Exercise: Locate the string "name" throughout the material and copy every line in which it occurs.

[begin Provided data]

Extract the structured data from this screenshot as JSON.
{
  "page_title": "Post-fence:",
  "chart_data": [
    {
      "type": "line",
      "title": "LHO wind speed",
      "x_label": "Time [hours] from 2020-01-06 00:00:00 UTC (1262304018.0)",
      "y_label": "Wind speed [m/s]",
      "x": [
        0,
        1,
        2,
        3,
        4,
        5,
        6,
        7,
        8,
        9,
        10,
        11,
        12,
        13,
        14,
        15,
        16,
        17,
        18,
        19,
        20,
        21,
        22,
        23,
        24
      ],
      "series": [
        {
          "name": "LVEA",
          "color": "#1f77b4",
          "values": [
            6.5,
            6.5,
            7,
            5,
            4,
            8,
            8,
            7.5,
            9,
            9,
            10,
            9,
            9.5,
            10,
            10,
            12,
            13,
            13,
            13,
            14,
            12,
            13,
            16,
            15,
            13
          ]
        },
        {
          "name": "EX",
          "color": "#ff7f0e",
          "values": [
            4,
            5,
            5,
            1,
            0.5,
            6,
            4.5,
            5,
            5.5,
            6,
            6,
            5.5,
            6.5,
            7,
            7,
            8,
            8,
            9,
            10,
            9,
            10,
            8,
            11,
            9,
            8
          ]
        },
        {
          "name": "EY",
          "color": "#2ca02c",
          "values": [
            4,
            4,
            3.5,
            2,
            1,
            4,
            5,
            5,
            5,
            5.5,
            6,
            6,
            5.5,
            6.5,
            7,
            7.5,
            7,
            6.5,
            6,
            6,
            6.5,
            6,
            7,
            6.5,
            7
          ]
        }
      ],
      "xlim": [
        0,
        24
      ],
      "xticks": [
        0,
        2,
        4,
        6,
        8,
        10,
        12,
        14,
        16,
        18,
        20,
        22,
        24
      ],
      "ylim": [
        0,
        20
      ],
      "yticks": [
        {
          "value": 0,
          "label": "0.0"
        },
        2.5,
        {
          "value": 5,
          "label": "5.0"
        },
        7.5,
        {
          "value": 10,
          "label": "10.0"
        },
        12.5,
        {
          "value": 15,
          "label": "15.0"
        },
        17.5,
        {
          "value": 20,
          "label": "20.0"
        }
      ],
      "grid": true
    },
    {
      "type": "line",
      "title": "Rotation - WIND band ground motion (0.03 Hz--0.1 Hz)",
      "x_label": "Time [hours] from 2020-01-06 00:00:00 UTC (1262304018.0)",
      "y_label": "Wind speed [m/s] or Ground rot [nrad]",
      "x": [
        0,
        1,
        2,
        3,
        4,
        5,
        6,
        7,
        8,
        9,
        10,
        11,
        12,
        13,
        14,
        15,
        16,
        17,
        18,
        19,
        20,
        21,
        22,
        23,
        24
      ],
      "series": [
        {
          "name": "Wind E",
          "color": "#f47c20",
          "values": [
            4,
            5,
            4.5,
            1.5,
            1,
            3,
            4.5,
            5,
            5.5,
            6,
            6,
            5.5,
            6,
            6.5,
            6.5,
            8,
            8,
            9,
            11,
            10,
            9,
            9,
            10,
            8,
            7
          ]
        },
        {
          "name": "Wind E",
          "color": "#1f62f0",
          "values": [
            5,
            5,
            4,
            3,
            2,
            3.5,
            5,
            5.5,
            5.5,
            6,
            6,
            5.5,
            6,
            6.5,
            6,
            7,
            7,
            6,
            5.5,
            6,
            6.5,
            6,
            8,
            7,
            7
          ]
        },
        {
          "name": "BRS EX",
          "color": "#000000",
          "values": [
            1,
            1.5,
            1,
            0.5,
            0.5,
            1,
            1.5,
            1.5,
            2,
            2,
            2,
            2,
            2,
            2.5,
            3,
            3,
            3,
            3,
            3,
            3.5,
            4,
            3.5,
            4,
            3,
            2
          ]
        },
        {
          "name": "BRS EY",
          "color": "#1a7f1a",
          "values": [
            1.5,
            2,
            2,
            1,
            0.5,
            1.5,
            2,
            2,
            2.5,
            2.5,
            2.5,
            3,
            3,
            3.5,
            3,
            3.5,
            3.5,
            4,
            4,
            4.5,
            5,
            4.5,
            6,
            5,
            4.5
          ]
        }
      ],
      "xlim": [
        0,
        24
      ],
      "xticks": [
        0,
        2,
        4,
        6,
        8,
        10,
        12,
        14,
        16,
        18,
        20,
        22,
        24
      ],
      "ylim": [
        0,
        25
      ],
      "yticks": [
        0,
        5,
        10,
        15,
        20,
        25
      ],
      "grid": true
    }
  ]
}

[end Provided data]

Answer below:
          "name": "LVEA",
          "name": "EX",
          "name": "EY",
          "name": "Wind E",
          "name": "Wind E",
          "name": "BRS EX",
          "name": "BRS EY",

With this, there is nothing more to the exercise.